* [REQUIREMENT]: Determine the number of lines in the listing below where the string "mktcap" occurs; answer with the number alone.

* [EXCERPTED RECORDS]:

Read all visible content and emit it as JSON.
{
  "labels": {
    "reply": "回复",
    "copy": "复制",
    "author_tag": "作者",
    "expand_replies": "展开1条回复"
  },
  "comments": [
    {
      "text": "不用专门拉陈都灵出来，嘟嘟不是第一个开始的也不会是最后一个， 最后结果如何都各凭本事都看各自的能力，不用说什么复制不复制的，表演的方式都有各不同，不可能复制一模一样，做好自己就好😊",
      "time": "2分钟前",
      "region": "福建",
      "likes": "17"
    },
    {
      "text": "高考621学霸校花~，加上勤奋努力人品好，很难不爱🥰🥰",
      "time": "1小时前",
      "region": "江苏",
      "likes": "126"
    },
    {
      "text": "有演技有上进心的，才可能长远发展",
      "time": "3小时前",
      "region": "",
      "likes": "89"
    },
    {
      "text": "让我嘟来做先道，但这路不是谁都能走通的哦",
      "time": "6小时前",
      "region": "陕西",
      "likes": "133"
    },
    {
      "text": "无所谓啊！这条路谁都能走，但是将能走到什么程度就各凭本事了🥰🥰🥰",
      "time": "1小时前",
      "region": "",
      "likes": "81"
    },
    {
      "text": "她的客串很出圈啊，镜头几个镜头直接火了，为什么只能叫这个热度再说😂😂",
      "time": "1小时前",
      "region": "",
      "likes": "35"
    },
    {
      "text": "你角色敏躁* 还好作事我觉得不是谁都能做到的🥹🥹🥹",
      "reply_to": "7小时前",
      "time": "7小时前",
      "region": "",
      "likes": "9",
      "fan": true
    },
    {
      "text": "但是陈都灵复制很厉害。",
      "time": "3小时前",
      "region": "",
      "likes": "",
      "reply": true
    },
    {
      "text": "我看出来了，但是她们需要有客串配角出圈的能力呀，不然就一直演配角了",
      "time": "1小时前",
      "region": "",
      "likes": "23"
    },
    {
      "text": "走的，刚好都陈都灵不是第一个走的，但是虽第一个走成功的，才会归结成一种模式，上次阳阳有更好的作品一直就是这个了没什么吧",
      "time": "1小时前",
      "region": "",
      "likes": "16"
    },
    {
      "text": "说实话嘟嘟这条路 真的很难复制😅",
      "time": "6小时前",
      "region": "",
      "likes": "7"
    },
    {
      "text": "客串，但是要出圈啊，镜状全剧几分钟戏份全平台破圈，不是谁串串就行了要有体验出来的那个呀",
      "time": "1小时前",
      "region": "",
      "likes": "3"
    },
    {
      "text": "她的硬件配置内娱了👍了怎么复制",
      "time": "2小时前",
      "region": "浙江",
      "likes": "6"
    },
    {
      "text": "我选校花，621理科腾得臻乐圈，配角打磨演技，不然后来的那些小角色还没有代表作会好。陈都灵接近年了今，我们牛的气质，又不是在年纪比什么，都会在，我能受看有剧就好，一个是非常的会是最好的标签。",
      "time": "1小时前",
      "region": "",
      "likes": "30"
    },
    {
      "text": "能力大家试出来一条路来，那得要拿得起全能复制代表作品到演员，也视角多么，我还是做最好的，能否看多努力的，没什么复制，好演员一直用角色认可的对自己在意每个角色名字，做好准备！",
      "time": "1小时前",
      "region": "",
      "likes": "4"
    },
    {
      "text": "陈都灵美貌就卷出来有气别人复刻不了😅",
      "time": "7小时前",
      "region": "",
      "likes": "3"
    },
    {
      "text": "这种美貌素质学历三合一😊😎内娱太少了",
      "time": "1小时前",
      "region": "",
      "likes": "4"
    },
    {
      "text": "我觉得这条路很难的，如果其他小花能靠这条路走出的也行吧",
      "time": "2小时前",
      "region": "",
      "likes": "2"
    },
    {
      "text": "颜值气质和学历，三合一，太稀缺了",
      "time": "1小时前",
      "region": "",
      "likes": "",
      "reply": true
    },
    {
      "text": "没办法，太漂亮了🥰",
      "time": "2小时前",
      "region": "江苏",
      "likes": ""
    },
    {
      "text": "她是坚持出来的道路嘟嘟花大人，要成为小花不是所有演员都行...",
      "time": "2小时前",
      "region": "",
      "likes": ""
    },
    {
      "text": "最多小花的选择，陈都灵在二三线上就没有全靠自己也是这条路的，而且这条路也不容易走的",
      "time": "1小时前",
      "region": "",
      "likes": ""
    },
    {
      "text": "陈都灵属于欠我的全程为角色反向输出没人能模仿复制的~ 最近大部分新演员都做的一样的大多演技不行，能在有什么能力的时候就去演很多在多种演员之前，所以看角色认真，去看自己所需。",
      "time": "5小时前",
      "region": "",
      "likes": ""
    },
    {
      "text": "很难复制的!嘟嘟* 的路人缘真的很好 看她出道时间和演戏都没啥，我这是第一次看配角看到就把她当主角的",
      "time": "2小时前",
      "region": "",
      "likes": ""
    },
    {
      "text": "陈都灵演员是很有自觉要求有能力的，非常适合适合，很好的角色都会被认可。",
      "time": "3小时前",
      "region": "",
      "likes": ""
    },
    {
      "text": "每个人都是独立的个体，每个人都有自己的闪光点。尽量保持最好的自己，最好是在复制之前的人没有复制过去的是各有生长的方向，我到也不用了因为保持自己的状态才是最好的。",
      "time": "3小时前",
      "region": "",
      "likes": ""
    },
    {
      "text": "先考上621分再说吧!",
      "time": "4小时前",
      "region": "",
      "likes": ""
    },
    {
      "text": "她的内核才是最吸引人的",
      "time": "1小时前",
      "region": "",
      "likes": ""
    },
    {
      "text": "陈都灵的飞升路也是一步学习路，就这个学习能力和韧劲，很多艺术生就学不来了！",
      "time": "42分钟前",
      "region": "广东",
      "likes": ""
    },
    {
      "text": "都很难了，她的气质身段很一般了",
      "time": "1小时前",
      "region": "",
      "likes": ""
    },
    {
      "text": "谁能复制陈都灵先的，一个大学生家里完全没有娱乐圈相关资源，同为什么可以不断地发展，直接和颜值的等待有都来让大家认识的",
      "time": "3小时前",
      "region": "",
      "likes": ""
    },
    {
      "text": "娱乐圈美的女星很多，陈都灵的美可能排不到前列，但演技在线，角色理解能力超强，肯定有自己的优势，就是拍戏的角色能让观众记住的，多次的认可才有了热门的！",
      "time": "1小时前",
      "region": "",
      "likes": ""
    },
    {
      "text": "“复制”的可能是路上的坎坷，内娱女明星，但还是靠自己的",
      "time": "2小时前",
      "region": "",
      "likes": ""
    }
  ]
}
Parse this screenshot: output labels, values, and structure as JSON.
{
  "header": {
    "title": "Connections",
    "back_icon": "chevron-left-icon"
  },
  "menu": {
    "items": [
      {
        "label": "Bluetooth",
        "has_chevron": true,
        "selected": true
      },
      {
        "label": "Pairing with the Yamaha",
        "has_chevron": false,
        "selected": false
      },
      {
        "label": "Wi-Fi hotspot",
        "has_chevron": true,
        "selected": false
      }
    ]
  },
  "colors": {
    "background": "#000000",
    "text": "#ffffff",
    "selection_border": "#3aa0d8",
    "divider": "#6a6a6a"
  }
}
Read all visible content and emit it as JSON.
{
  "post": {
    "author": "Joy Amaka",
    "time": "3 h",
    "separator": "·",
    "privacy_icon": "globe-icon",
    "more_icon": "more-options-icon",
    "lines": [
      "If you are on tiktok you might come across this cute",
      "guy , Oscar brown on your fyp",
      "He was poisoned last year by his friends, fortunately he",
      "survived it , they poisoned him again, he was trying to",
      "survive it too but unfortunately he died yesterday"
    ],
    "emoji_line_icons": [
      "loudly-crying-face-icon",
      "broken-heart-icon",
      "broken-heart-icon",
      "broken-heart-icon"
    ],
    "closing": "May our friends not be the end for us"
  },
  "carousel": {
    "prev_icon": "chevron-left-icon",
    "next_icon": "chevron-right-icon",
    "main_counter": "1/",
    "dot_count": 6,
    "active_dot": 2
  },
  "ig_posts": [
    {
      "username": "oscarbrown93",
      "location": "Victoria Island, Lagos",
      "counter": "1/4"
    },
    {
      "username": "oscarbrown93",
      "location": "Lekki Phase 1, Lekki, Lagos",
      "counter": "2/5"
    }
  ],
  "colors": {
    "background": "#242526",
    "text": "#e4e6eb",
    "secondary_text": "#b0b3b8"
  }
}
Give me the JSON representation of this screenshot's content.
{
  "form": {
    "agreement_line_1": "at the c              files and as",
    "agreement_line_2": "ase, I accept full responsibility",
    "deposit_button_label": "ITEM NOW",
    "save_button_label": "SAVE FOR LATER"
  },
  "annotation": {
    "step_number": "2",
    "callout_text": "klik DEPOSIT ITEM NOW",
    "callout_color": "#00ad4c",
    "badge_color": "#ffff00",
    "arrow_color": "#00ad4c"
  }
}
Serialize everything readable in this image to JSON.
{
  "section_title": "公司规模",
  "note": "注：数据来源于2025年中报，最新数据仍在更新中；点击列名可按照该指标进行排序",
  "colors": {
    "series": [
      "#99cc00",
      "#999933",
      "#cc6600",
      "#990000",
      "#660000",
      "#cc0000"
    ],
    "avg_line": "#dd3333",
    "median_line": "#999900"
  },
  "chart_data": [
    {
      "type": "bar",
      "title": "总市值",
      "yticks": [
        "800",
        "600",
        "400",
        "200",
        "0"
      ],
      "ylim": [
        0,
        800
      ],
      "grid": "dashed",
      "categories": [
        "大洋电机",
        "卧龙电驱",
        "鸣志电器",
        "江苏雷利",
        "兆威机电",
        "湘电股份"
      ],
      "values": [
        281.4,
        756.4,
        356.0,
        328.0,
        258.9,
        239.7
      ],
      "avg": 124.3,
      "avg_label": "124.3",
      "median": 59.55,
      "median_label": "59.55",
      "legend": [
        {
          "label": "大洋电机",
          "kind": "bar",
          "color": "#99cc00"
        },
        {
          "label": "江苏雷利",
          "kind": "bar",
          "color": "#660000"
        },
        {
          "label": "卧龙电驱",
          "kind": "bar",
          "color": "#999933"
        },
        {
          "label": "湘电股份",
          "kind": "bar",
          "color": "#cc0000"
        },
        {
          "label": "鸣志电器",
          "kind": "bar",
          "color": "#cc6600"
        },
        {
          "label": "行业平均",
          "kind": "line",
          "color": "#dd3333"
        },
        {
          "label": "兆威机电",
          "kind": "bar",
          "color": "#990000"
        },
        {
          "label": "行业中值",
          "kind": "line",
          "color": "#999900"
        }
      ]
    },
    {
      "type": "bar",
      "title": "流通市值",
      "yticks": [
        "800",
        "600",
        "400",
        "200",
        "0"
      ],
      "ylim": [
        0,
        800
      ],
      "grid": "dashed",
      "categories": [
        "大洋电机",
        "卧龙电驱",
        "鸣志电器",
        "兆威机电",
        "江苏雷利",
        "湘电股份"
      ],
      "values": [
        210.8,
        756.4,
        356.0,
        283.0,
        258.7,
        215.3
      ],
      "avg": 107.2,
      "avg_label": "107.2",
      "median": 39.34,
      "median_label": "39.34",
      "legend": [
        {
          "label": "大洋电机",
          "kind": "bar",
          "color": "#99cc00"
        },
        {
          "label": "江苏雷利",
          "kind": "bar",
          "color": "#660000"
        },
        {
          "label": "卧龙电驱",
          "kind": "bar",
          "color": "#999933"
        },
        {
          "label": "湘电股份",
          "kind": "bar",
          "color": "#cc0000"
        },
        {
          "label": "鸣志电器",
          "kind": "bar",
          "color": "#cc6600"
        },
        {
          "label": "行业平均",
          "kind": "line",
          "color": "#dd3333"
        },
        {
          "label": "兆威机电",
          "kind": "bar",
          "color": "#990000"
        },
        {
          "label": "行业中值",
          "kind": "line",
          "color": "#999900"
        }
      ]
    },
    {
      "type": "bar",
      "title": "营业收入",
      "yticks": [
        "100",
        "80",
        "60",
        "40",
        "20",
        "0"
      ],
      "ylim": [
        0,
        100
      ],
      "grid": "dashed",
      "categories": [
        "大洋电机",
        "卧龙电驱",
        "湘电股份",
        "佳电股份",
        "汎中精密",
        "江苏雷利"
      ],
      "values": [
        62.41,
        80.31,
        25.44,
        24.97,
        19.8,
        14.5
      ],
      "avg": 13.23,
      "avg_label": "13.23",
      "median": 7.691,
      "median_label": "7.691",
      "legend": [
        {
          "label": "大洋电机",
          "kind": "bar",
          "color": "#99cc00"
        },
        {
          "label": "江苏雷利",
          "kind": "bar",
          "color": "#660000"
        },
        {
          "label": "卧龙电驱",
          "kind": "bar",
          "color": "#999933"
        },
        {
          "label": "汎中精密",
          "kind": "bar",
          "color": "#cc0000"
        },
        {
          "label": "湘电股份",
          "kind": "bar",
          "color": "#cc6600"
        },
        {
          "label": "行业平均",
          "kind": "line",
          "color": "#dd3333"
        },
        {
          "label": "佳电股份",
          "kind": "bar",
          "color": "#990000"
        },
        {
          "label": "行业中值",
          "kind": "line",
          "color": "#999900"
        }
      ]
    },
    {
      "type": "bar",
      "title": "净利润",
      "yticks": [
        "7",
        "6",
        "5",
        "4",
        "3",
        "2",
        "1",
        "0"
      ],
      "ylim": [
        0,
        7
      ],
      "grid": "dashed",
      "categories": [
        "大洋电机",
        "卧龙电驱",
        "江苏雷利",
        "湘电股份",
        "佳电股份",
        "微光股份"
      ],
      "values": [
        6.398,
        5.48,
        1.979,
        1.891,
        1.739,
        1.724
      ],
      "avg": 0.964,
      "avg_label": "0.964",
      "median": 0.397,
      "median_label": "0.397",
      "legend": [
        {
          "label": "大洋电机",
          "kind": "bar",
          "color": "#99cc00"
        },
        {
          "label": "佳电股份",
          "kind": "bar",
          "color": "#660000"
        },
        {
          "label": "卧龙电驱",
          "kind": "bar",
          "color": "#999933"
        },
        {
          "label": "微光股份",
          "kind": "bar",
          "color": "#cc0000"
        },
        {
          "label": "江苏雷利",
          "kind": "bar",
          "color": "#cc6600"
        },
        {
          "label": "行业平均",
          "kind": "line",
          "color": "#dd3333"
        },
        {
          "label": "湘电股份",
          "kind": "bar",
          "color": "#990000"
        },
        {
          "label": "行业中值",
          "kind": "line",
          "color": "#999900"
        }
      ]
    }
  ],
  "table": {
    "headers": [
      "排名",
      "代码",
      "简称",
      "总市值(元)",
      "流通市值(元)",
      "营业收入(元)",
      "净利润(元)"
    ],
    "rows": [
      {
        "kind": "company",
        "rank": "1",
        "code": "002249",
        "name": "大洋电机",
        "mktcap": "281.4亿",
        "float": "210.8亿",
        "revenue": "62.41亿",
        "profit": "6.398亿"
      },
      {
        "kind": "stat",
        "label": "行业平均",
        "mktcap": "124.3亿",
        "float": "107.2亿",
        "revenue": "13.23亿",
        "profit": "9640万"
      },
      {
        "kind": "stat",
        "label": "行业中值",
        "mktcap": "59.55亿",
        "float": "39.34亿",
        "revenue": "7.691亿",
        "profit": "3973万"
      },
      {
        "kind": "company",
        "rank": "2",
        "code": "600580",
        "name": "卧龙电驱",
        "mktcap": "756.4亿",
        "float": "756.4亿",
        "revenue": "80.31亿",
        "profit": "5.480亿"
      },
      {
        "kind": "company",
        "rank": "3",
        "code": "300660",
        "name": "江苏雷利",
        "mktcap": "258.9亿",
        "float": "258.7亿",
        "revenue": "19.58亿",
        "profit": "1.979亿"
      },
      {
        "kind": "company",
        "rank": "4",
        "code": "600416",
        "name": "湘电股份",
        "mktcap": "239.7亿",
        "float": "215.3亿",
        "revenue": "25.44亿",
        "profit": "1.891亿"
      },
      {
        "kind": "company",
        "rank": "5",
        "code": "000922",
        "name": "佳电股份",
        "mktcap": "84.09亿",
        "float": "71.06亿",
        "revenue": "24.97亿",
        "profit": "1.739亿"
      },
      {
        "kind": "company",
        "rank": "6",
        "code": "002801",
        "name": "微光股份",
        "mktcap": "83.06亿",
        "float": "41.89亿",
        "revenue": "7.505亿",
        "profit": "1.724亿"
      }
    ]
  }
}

* [EXPECTED OUTPUT]: 8